▶ _Task statement_
Copy out all the data, word for word.

▶ _Task inputs_
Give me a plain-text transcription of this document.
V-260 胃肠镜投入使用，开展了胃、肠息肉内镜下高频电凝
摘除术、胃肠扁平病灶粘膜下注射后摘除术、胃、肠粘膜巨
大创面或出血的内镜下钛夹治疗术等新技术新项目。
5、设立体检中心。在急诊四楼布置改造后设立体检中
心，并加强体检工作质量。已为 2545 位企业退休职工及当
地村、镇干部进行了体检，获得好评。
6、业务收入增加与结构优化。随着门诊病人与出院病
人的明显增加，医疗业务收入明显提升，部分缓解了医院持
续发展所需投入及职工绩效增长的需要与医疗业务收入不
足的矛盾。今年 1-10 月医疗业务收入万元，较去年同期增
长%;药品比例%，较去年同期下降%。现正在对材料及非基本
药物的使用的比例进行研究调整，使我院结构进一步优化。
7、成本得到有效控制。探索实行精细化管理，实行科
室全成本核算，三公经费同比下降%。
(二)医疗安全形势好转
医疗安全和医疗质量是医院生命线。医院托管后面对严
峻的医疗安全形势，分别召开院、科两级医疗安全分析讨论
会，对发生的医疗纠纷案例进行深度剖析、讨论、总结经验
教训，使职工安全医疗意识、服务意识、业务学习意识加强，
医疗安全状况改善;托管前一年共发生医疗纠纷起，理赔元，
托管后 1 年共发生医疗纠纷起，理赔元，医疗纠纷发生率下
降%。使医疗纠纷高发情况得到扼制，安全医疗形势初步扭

▶ _Output of the task_
Give me a plain-text transcription of this document.
V-260 胃肠镜投入使用，开展了胃、肠息肉内镜下高频电凝
摘除术、胃肠扁平病灶粘膜下注射后摘除术、胃、肠粘膜巨
大创面或出血的内镜下钛夹治疗术等新技术新项目。
5、设立体检中心。在急诊四楼布置改造后设立体检中
心，并加强体检工作质量。已为 2545 位企业退休职工及当
地村、镇干部进行了体检，获得好评。
6、业务收入增加与结构优化。随着门诊病人与出院病
人的明显增加，医疗业务收入明显提升，部分缓解了医院持
续发展所需投入及职工绩效增长的需要与医疗业务收入不
足的矛盾。今年 1-10 月医疗业务收入万元，较去年同期增
长%;药品比例%，较去年同期下降%。现正在对材料及非基本
药物的使用的比例进行研究调整，使我院结构进一步优化。
7、成本得到有效控制。探索实行精细化管理，实行科
室全成本核算，三公经费同比下降%。
(二)医疗安全形势好转
医疗安全和医疗质量是医院生命线。医院托管后面对严
峻的医疗安全形势，分别召开院、科两级医疗安全分析讨论
会，对发生的医疗纠纷案例进行深度剖析、讨论、总结经验
教训，使职工安全医疗意识、服务意识、业务学习意识加强，
医疗安全状况改善;托管前一年共发生医疗纠纷起，理赔元，
托管后 1 年共发生医疗纠纷起，理赔元，医疗纠纷发生率下
降%。使医疗纠纷高发情况得到扼制，安全医疗形势初步扭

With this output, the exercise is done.